**EXERCISE DETAILS**. Leave out the pictures and repeat the rest of the material exactly.

**Dataset records**.
☆ ☆ ☆

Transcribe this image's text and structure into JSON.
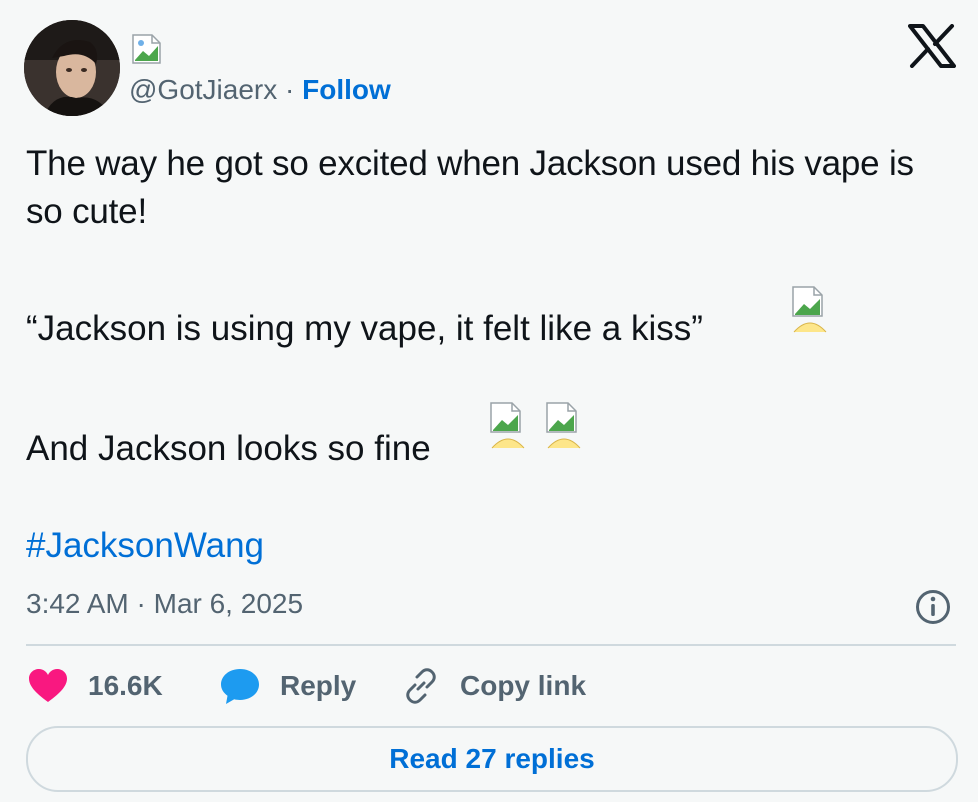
{
  "author": {
    "handle": "@GotJiaerx",
    "separator": "·",
    "follow_label": "Follow"
  },
  "tweet": {
    "paragraph1": "The way he got so excited when Jackson used his vape is so cute!",
    "paragraph2": "“Jackson is using my vape, it felt like a kiss”",
    "paragraph3": "And Jackson looks so fine",
    "hashtag": "#JacksonWang",
    "timestamp": "3:42 AM · Mar 6, 2025"
  },
  "actions": {
    "like_count": "16.6K",
    "reply_label": "Reply",
    "copy_label": "Copy link"
  },
  "read_replies_label": "Read 27 replies",
  "colors": {
    "accent": "#006fd6",
    "like": "#f91880",
    "reply": "#1d9bf0",
    "muted": "#536471"
  }
}
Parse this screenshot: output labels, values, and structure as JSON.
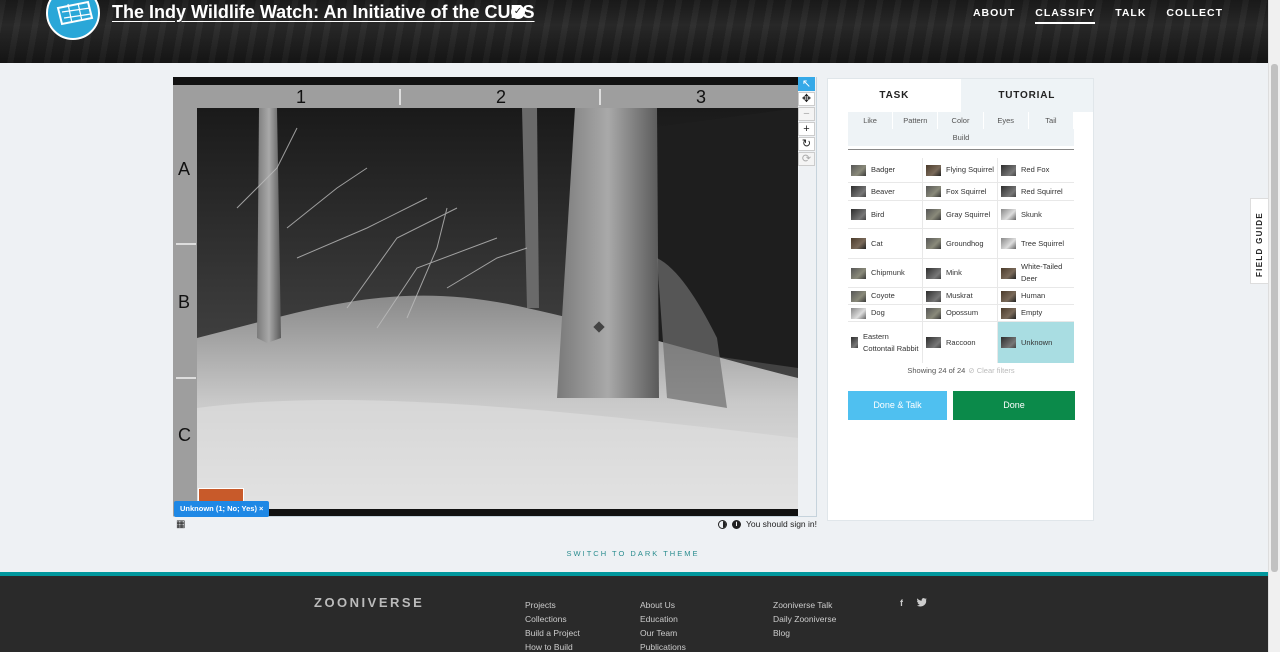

☆ ☆ ☆

**CORRECT RESPONSE**.
Transcribe this image's text and structure into JSON.
{
  "author": {
    "handle": "@GotJiaerx",
    "separator": "·",
    "follow_label": "Follow"
  },
  "tweet": {
    "paragraph1": "The way he got so excited when Jackson used his vape is so cute!",
    "paragraph2": "“Jackson is using my vape, it felt like a kiss”",
    "paragraph3": "And Jackson looks so fine",
    "hashtag": "#JacksonWang",
    "timestamp": "3:42 AM · Mar 6, 2025"
  },
  "actions": {
    "like_count": "16.6K",
    "reply_label": "Reply",
    "copy_label": "Copy link"
  },
  "read_replies_label": "Read 27 replies",
  "colors": {
    "accent": "#006fd6",
    "like": "#f91880",
    "reply": "#1d9bf0",
    "muted": "#536471"
  }
}
Parse this screenshot: output labels, values, and structure as JSON.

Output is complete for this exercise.